[START OF GIVEN ENTRIES]

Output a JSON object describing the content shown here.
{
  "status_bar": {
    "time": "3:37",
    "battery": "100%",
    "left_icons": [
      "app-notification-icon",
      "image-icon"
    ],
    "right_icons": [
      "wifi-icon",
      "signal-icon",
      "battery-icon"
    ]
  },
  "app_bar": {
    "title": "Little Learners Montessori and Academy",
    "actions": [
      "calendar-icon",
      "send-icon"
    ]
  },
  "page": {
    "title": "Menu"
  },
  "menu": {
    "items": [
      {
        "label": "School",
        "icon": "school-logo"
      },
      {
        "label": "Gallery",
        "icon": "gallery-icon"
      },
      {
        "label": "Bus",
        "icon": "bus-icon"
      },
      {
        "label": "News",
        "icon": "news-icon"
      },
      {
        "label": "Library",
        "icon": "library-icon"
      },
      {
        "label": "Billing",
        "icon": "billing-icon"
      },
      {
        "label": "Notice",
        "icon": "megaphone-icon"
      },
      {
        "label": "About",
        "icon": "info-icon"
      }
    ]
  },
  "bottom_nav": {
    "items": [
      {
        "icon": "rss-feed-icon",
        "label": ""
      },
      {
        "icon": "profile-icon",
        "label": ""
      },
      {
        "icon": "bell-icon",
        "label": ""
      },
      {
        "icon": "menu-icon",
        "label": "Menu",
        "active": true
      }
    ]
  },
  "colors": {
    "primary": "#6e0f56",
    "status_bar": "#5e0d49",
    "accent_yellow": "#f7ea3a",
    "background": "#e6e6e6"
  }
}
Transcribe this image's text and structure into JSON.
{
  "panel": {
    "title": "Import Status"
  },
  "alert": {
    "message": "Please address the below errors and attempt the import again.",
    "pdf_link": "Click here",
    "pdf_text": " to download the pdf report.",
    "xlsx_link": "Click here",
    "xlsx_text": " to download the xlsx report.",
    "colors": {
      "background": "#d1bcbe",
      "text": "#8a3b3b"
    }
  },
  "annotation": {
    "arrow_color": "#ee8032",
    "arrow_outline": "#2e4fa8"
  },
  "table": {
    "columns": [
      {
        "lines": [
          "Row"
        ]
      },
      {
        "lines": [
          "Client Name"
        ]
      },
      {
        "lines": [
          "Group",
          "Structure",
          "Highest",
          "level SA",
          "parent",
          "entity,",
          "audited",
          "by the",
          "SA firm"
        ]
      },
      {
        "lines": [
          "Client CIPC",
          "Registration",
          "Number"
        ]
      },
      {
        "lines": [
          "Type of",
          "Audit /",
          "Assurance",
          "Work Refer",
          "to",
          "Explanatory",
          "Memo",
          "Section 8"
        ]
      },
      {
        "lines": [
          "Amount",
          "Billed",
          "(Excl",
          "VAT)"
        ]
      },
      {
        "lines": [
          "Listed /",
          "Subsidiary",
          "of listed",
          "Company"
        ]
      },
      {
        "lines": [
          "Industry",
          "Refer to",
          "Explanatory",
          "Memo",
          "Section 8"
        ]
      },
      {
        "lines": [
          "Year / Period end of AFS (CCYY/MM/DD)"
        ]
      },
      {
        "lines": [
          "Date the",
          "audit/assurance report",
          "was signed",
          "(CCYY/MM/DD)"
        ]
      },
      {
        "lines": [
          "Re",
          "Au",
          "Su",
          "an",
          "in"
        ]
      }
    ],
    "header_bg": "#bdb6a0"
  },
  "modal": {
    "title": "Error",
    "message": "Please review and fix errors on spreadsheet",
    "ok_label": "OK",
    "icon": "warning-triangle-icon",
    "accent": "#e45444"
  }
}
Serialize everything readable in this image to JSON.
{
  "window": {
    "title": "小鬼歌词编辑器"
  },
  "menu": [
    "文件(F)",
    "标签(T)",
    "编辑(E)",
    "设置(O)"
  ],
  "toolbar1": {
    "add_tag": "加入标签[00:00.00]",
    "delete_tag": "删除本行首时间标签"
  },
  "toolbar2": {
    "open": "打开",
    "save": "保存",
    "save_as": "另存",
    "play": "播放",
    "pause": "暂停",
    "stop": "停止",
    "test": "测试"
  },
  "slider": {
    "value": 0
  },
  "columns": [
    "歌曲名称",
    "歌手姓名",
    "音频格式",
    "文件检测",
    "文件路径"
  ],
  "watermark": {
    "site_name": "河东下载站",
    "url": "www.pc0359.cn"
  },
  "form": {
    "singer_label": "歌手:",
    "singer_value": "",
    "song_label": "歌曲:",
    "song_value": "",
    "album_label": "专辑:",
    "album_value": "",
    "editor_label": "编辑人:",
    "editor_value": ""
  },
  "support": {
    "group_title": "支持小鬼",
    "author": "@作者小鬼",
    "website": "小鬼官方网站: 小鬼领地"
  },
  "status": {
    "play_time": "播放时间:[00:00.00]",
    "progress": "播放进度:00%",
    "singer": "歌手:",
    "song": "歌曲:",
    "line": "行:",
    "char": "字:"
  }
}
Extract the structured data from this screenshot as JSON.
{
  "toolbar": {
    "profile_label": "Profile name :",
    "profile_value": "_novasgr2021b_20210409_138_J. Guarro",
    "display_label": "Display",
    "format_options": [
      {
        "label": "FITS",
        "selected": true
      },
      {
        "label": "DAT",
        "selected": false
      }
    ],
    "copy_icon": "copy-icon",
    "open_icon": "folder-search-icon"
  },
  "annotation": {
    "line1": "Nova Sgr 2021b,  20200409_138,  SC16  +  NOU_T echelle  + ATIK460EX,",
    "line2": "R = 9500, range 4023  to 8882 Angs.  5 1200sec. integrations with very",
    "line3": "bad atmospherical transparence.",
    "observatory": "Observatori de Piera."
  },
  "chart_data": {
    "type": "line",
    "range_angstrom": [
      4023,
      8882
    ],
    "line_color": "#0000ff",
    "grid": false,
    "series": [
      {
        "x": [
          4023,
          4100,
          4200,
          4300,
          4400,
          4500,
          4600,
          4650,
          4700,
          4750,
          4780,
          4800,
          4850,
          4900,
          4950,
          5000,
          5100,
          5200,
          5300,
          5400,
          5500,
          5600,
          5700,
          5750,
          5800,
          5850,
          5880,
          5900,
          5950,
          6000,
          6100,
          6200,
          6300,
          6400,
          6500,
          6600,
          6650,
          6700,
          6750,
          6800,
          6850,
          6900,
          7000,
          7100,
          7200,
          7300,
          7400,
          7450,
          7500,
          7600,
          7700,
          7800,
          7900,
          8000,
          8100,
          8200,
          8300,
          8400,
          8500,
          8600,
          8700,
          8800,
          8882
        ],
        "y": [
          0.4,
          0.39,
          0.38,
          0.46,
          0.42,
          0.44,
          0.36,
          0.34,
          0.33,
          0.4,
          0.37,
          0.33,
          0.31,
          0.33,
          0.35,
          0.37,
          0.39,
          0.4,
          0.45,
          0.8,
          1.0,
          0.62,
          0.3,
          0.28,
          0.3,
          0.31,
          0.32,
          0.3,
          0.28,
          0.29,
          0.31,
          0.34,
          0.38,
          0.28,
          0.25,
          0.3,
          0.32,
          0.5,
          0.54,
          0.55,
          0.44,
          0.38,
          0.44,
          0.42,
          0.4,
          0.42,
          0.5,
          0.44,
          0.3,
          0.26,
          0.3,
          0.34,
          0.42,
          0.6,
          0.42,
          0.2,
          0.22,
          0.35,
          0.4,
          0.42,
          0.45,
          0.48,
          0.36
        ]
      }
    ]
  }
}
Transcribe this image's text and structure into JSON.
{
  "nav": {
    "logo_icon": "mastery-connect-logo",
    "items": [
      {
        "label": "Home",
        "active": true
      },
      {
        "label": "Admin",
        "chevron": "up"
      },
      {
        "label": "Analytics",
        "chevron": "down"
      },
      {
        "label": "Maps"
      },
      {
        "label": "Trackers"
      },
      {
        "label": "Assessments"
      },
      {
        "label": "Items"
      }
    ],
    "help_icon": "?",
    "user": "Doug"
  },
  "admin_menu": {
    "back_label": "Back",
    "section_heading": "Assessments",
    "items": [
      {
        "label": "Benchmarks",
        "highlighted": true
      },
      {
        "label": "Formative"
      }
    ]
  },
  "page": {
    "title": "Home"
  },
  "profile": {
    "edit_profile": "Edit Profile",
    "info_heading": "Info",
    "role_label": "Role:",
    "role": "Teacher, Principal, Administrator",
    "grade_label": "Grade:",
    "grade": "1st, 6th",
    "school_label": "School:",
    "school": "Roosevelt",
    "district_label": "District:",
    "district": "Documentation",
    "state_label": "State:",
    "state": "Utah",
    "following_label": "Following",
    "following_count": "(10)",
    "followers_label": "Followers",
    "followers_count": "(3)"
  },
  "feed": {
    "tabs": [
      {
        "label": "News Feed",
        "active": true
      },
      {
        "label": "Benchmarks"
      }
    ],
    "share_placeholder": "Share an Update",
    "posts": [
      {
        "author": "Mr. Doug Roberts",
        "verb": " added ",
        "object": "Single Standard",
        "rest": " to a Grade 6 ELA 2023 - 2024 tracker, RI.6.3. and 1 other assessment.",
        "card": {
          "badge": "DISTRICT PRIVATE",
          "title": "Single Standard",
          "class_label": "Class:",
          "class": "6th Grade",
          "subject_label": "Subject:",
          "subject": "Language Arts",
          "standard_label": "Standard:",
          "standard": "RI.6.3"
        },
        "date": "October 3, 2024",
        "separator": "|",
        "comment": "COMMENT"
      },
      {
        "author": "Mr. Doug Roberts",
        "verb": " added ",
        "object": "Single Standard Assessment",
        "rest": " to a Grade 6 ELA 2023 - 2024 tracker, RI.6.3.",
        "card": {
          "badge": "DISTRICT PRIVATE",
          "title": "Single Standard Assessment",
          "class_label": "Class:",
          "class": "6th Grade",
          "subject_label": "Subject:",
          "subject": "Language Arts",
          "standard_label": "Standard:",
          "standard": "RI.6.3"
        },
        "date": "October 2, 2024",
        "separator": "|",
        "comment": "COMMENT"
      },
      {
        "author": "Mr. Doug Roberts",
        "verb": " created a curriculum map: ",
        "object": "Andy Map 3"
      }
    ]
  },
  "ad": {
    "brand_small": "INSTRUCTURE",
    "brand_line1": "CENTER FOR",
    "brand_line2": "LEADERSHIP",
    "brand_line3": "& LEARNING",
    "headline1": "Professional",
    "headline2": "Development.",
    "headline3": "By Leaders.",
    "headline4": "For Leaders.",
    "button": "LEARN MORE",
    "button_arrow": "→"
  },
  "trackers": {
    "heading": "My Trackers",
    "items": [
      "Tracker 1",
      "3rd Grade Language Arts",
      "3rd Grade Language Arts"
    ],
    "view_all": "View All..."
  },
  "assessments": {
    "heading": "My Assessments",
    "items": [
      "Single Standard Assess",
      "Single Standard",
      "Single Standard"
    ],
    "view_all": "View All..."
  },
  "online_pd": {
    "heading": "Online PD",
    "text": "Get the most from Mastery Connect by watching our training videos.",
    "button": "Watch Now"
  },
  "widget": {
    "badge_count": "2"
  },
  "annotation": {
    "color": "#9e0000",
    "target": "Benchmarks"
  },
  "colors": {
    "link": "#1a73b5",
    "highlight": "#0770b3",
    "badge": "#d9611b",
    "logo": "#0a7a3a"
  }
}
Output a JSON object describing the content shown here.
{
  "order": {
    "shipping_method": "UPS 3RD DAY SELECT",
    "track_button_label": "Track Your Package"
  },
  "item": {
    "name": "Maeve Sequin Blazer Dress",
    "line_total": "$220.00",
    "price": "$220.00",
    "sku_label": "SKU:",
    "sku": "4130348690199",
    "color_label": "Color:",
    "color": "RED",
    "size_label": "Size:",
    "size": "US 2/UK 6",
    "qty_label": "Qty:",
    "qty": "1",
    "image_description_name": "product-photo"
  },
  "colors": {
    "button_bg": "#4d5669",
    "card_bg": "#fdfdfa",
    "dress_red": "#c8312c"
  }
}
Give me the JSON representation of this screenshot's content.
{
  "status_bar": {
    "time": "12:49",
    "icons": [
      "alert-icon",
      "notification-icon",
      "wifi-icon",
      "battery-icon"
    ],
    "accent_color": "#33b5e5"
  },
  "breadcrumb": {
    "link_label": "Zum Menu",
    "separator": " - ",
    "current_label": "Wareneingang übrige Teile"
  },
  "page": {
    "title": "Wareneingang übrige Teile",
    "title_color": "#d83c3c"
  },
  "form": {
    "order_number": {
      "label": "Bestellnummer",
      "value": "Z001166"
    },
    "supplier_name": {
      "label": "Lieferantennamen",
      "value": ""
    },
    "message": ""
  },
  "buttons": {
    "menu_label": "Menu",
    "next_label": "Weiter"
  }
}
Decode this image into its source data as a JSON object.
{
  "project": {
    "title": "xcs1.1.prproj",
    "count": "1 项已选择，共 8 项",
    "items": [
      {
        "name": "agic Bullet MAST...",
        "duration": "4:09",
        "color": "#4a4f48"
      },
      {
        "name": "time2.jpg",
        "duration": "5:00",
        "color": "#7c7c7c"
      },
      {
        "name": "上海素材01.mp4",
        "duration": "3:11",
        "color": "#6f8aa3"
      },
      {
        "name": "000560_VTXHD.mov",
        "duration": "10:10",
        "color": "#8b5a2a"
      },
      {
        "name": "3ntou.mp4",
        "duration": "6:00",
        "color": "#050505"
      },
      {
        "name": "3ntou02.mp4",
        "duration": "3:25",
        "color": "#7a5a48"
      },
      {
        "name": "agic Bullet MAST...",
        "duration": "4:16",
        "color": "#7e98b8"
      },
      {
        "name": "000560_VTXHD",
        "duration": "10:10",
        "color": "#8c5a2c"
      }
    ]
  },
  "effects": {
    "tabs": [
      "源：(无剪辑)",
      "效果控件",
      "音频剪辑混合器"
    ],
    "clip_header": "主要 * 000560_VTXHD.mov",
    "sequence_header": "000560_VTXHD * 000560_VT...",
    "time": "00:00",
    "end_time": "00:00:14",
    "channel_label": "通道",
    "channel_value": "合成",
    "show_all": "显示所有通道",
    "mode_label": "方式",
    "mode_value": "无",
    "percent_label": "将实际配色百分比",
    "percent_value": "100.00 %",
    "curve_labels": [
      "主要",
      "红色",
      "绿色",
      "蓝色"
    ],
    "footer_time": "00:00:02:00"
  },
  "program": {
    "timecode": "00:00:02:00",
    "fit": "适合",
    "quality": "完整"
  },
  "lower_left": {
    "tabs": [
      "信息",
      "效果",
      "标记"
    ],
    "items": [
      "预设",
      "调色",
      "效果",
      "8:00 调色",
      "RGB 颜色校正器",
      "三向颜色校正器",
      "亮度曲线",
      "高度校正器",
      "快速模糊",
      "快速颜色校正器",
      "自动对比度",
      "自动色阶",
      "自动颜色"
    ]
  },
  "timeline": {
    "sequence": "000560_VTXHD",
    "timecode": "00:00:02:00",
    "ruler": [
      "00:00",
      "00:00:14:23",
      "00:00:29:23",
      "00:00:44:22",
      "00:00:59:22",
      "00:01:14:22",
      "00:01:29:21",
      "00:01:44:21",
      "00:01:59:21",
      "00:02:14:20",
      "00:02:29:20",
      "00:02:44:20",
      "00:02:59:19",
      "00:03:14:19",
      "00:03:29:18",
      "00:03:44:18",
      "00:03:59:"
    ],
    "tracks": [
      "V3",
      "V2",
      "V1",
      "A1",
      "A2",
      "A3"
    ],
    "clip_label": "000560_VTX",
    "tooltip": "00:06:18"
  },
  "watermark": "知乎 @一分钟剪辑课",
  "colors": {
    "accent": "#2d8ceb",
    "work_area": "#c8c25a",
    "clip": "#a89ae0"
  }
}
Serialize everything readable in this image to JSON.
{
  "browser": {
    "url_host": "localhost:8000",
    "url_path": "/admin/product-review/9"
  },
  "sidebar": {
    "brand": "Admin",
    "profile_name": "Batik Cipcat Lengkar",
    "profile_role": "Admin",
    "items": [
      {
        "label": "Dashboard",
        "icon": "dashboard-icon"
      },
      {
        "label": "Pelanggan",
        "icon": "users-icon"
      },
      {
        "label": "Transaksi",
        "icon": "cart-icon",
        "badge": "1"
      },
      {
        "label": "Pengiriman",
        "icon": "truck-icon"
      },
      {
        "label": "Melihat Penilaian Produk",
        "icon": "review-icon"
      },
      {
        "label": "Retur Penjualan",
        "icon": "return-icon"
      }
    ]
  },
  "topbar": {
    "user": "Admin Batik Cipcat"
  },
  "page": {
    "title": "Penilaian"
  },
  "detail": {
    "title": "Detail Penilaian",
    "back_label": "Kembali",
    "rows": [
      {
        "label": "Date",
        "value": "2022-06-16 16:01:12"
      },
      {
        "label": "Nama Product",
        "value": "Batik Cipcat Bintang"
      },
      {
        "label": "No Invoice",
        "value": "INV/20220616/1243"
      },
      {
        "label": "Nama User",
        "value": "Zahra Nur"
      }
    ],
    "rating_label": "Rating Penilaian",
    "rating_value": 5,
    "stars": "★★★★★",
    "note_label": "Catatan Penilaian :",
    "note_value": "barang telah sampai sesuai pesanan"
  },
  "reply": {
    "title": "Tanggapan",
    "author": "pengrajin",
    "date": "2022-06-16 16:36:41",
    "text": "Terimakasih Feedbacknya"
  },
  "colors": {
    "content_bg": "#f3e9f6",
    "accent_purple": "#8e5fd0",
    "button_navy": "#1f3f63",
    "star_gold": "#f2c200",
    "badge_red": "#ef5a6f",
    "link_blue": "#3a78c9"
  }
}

[END OF GIVEN ENTRIES]

● **TASK DIRECTIONS**:
In the listing above, find the lines holding the word "Batik" and copy them.

● **SOLUTION TO THE PROBLEM**:
    "profile_name": "Batik Cipcat Lengkar",
    "user": "Admin Batik Cipcat"
        "value": "Batik Cipcat Bintang"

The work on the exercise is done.